### Exercise task
Set down precisely the lines from the line with "Convert this screenshot" through the end of the material, inclusive, and no pictures.

[Stored entries]
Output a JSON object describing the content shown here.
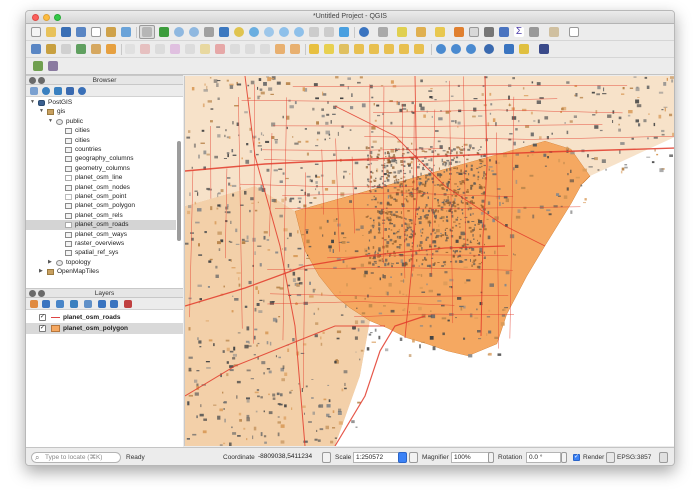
{
  "window": {
    "title": "*Untitled Project - QGIS"
  },
  "browser": {
    "header": "Browser",
    "tree": [
      {
        "label": "PostGIS",
        "level": 0,
        "expanded": true,
        "icon": "elephant-icon"
      },
      {
        "label": "gis",
        "level": 1,
        "expanded": true,
        "icon": "connection-icon"
      },
      {
        "label": "public",
        "level": 2,
        "expanded": true,
        "icon": "schema-icon"
      },
      {
        "label": "cities",
        "level": 3,
        "icon": "polygon-table-icon"
      },
      {
        "label": "cities",
        "level": 3,
        "icon": "polygon-table-icon"
      },
      {
        "label": "countries",
        "level": 3,
        "icon": "polygon-table-icon"
      },
      {
        "label": "geography_columns",
        "level": 3,
        "icon": "table-icon"
      },
      {
        "label": "geometry_columns",
        "level": 3,
        "icon": "table-icon"
      },
      {
        "label": "planet_osm_line",
        "level": 3,
        "icon": "line-table-icon"
      },
      {
        "label": "planet_osm_nodes",
        "level": 3,
        "icon": "table-icon"
      },
      {
        "label": "planet_osm_point",
        "level": 3,
        "icon": "point-table-icon"
      },
      {
        "label": "planet_osm_polygon",
        "level": 3,
        "icon": "polygon-table-icon"
      },
      {
        "label": "planet_osm_rels",
        "level": 3,
        "icon": "table-icon"
      },
      {
        "label": "planet_osm_roads",
        "level": 3,
        "icon": "line-table-icon",
        "selected": true
      },
      {
        "label": "planet_osm_ways",
        "level": 3,
        "icon": "table-icon"
      },
      {
        "label": "raster_overviews",
        "level": 3,
        "icon": "table-icon"
      },
      {
        "label": "spatial_ref_sys",
        "level": 3,
        "icon": "table-icon"
      },
      {
        "label": "topology",
        "level": 2,
        "expanded": false,
        "icon": "schema-icon"
      },
      {
        "label": "OpenMapTiles",
        "level": 1,
        "expanded": false,
        "icon": "connection-icon"
      }
    ]
  },
  "layers": {
    "header": "Layers",
    "items": [
      {
        "label": "planet_osm_roads",
        "checked": true,
        "style": "line"
      },
      {
        "label": "planet_osm_polygon",
        "checked": true,
        "style": "fill",
        "selected": true
      }
    ]
  },
  "status": {
    "search_placeholder": "Type to locate (⌘K)",
    "ready": "Ready",
    "coordinate_label": "Coordinate",
    "coordinate_value": "-8809038,5411234",
    "scale_label": "Scale",
    "scale_value": "1:250572",
    "magnifier_label": "Magnifier",
    "magnifier_value": "100%",
    "rotation_label": "Rotation",
    "rotation_value": "0.0 °",
    "render_label": "Render",
    "render_checked": true,
    "crs": "EPSG:3857"
  },
  "colors": {
    "polygon_fill": "#f5a861",
    "road": "#e23a2a",
    "building": "#555555"
  }
}
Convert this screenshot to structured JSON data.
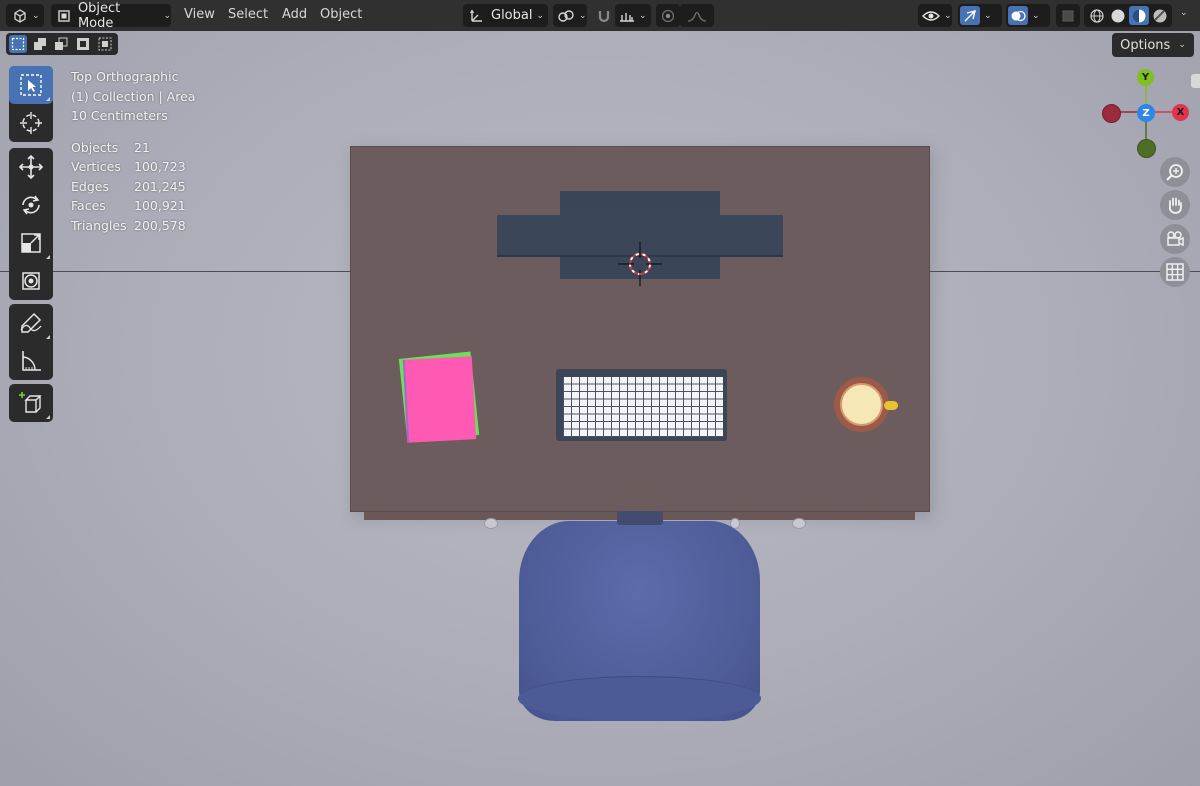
{
  "header": {
    "editor_type_icon": "view3d-icon",
    "mode": {
      "label": "Object Mode",
      "icon": "object-mode-icon"
    },
    "menus": [
      "View",
      "Select",
      "Add",
      "Object"
    ],
    "transform_orientation": {
      "label": "Global",
      "icon": "orientation-icon"
    },
    "pivot_icon": "pivot-icon",
    "snap_icon": "magnet-icon",
    "snap_target_icon": "snap-increment-icon",
    "proportional_icon": "proportional-edit-icon",
    "falloff_icon": "falloff-curve-icon",
    "right_controls": [
      "visibility-icon",
      "gizmo-icon",
      "overlay-icon",
      "xray-icon",
      "wireframe-shading-icon",
      "solid-shading-icon",
      "material-shading-icon",
      "rendered-shading-icon"
    ]
  },
  "toolrow": {
    "select_modes": [
      "select-new-icon",
      "select-extend-icon",
      "select-subtract-icon",
      "select-invert-icon",
      "select-intersect-icon"
    ],
    "options_label": "Options"
  },
  "toolbar": {
    "tools": [
      "select-box-icon",
      "cursor-icon",
      "move-icon",
      "rotate-icon",
      "scale-icon",
      "transform-icon",
      "annotate-icon",
      "measure-icon",
      "add-cube-icon"
    ],
    "active_tool": "select-box-icon"
  },
  "viewport": {
    "view_name": "Top Orthographic",
    "collection": "(1) Collection | Area",
    "scale": "10 Centimeters",
    "stats": [
      {
        "label": "Objects",
        "value": "21"
      },
      {
        "label": "Vertices",
        "value": "100,723"
      },
      {
        "label": "Edges",
        "value": "201,245"
      },
      {
        "label": "Faces",
        "value": "100,921"
      },
      {
        "label": "Triangles",
        "value": "200,578"
      }
    ]
  },
  "gizmo": {
    "axes": {
      "x": "X",
      "y": "Y",
      "z": "Z"
    },
    "colors": {
      "x": "#e0334c",
      "y": "#7fbf1f",
      "z": "#2f86e8",
      "x_neg": "#9c2a3d",
      "y_neg": "#4f6d26"
    },
    "nav_buttons": [
      "zoom-icon",
      "pan-hand-icon",
      "camera-icon",
      "grid-ortho-icon"
    ]
  },
  "colors": {
    "accent": "#4772b3",
    "header_bg": "#303030",
    "desk": "#6d5c5d",
    "chair": "#4e5c98",
    "paper_pink": "#ff5ab3",
    "paper_green": "#6be058",
    "monitor": "#3b4658"
  }
}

### Result of this task
Convert this screenshot to structured JSON data.
{
  "header": {
    "editor_type_icon": "view3d-icon",
    "mode": {
      "label": "Object Mode",
      "icon": "object-mode-icon"
    },
    "menus": [
      "View",
      "Select",
      "Add",
      "Object"
    ],
    "transform_orientation": {
      "label": "Global",
      "icon": "orientation-icon"
    },
    "pivot_icon": "pivot-icon",
    "snap_icon": "magnet-icon",
    "snap_target_icon": "snap-increment-icon",
    "proportional_icon": "proportional-edit-icon",
    "falloff_icon": "falloff-curve-icon",
    "right_controls": [
      "visibility-icon",
      "gizmo-icon",
      "overlay-icon",
      "xray-icon",
      "wireframe-shading-icon",
      "solid-shading-icon",
      "material-shading-icon",
      "rendered-shading-icon"
    ]
  },
  "toolrow": {
    "select_modes": [
      "select-new-icon",
      "select-extend-icon",
      "select-subtract-icon",
      "select-invert-icon",
      "select-intersect-icon"
    ],
    "options_label": "Options"
  },
  "toolbar": {
    "tools": [
      "select-box-icon",
      "cursor-icon",
      "move-icon",
      "rotate-icon",
      "scale-icon",
      "transform-icon",
      "annotate-icon",
      "measure-icon",
      "add-cube-icon"
    ],
    "active_tool": "select-box-icon"
  },
  "viewport": {
    "view_name": "Top Orthographic",
    "collection": "(1) Collection | Area",
    "scale": "10 Centimeters",
    "stats": [
      {
        "label": "Objects",
        "value": "21"
      },
      {
        "label": "Vertices",
        "value": "100,723"
      },
      {
        "label": "Edges",
        "value": "201,245"
      },
      {
        "label": "Faces",
        "value": "100,921"
      },
      {
        "label": "Triangles",
        "value": "200,578"
      }
    ]
  },
  "gizmo": {
    "axes": {
      "x": "X",
      "y": "Y",
      "z": "Z"
    },
    "colors": {
      "x": "#e0334c",
      "y": "#7fbf1f",
      "z": "#2f86e8",
      "x_neg": "#9c2a3d",
      "y_neg": "#4f6d26"
    },
    "nav_buttons": [
      "zoom-icon",
      "pan-hand-icon",
      "camera-icon",
      "grid-ortho-icon"
    ]
  },
  "colors": {
    "accent": "#4772b3",
    "header_bg": "#303030",
    "desk": "#6d5c5d",
    "chair": "#4e5c98",
    "paper_pink": "#ff5ab3",
    "paper_green": "#6be058",
    "monitor": "#3b4658"
  }
}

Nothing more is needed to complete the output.